— Begin —
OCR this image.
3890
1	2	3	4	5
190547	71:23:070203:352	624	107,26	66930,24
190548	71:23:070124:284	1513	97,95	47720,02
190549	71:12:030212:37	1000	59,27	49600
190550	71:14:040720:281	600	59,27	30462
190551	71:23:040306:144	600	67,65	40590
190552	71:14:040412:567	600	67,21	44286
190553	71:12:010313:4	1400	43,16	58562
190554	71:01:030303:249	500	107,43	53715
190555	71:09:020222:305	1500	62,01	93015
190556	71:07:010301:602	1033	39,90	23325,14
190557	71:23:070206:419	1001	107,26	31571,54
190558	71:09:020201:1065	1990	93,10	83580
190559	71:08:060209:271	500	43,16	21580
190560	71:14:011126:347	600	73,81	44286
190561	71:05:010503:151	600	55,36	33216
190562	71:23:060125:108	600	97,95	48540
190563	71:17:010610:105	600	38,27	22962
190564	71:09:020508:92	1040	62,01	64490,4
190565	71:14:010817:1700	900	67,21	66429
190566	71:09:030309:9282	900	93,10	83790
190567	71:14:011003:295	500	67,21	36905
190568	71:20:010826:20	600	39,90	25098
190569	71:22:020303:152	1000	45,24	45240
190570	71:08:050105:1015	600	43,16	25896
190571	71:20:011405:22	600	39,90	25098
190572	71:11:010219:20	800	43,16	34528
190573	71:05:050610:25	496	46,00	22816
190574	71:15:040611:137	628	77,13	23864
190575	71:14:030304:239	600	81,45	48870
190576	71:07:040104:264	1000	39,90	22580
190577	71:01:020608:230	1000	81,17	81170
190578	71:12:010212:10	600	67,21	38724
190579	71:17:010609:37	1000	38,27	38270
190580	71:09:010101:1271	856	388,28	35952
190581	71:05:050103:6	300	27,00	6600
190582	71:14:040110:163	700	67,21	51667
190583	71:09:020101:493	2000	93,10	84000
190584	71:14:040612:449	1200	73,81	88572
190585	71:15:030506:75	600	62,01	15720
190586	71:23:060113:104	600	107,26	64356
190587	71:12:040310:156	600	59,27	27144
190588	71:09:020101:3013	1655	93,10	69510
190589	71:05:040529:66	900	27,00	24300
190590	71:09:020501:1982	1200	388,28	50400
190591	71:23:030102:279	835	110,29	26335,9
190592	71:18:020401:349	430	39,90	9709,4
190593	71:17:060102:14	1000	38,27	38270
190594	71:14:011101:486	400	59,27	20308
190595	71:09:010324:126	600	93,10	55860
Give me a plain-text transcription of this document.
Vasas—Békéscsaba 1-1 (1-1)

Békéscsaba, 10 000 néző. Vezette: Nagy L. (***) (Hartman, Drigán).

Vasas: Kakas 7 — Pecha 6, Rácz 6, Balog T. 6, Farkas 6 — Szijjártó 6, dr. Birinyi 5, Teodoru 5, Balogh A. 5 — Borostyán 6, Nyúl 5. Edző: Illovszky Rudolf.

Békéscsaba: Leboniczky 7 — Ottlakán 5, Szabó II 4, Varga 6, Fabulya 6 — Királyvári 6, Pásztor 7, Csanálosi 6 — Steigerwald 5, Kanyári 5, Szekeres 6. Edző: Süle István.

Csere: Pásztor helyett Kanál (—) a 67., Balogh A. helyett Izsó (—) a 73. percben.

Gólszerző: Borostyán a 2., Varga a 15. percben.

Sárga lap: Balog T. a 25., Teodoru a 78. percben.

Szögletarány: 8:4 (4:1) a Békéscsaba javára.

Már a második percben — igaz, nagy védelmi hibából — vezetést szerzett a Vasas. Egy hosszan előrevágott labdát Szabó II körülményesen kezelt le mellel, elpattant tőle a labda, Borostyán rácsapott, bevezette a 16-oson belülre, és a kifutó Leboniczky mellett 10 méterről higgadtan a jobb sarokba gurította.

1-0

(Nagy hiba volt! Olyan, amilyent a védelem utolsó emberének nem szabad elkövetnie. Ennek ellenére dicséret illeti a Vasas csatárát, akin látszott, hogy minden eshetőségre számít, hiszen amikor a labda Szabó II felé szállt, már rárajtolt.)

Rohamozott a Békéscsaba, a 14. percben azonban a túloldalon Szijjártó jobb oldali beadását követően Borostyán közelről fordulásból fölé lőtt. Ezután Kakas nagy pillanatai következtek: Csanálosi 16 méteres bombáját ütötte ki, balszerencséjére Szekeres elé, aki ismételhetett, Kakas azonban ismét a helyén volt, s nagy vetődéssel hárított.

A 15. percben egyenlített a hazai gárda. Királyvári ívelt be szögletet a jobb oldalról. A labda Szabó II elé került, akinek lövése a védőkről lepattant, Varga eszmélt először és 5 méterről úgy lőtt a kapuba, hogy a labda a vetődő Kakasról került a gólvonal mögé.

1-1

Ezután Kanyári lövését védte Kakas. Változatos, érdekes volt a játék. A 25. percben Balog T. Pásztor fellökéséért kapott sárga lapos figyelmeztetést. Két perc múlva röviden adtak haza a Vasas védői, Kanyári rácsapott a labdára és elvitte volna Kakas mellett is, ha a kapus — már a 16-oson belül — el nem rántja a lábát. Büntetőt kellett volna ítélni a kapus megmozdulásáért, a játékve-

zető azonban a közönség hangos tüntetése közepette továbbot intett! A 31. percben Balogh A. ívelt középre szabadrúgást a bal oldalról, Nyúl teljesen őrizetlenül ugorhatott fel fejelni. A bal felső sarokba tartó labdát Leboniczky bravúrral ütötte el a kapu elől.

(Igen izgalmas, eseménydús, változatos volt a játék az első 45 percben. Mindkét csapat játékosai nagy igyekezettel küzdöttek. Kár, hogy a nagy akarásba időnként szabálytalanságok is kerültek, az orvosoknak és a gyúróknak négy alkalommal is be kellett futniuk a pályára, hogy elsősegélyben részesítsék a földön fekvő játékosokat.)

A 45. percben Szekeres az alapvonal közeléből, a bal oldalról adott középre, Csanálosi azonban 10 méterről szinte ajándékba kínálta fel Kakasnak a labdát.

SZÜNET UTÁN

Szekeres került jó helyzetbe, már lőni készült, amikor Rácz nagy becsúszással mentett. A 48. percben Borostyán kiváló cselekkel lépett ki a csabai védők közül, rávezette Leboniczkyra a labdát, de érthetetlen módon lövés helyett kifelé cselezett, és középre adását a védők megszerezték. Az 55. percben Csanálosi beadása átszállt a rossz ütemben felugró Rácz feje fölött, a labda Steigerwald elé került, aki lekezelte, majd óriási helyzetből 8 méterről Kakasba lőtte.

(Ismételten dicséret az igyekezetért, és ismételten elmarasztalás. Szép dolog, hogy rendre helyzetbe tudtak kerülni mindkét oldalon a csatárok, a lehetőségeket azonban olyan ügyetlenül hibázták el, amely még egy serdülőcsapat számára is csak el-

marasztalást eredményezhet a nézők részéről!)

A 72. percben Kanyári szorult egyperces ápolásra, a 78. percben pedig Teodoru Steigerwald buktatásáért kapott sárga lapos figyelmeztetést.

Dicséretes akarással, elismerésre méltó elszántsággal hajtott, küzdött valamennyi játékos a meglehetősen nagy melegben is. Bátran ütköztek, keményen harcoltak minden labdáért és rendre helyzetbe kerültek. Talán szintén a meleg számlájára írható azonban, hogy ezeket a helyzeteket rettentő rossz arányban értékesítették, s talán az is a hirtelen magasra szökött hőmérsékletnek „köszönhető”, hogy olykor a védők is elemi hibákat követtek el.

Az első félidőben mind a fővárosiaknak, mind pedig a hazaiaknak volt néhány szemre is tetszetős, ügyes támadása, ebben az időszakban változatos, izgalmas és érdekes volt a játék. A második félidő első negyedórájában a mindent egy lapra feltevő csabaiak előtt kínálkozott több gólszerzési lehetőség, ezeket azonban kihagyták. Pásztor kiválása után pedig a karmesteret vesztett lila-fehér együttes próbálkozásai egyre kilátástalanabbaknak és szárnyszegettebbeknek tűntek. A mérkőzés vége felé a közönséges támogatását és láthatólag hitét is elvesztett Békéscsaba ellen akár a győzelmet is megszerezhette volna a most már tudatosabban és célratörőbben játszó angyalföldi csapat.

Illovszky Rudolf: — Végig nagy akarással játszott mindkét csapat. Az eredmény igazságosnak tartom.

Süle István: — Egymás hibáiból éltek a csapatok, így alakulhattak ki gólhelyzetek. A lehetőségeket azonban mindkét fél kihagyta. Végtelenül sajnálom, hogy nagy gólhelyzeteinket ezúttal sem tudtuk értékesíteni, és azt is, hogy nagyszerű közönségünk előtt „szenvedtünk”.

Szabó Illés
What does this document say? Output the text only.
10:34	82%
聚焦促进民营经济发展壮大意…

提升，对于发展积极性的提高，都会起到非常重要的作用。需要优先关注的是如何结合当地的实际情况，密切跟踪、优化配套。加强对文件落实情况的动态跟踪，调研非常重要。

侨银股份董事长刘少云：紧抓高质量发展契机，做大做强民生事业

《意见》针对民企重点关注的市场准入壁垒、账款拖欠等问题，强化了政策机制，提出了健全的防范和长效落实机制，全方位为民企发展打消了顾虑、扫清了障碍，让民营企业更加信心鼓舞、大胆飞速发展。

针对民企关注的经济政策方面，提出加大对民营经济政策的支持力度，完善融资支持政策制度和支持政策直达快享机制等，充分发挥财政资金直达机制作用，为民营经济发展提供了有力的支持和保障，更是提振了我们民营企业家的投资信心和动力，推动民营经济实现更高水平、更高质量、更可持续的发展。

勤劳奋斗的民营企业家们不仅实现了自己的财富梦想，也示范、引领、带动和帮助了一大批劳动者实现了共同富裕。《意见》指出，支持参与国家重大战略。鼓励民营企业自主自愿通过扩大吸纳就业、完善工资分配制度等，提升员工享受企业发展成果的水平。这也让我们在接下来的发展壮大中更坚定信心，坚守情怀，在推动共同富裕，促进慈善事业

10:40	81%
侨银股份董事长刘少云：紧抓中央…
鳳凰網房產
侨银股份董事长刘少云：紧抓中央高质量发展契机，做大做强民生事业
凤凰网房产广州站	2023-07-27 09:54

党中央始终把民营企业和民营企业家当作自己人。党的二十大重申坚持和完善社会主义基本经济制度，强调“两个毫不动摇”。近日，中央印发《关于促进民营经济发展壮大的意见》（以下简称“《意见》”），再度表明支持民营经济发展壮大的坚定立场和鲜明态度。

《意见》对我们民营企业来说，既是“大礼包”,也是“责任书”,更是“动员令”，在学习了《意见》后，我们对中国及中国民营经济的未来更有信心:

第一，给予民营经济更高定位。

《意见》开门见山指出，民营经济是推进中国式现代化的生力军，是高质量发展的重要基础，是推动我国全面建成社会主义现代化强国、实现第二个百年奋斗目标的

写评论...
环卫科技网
— End —
→ Exercise instructions:
Where a line of the records above holds the word "helyett", copy that line.

→ Reply to the task:
Csere: Pásztor helyett Kanál (—) a 67., Balogh A. helyett Izsó (—) a 73. percben.
Szekeres került jó helyzetbe, már lőni készült, amikor Rácz nagy becsúszással mentett. A 48. percben Borostyán kiváló cselekkel lépett ki a csabai védők közül, rávezette Leboniczkyra a labdát, de érthetetlen módon lövés helyett kifelé cselezett, és középre adását a védők megszerezték. Az 55. percben Csanálosi beadása átszállt a rossz ütemben felugró Rácz feje fölött, a labda Steigerwald elé került, aki lekezelte, majd óriási helyzetből 8 méterről Kakasba lőtte.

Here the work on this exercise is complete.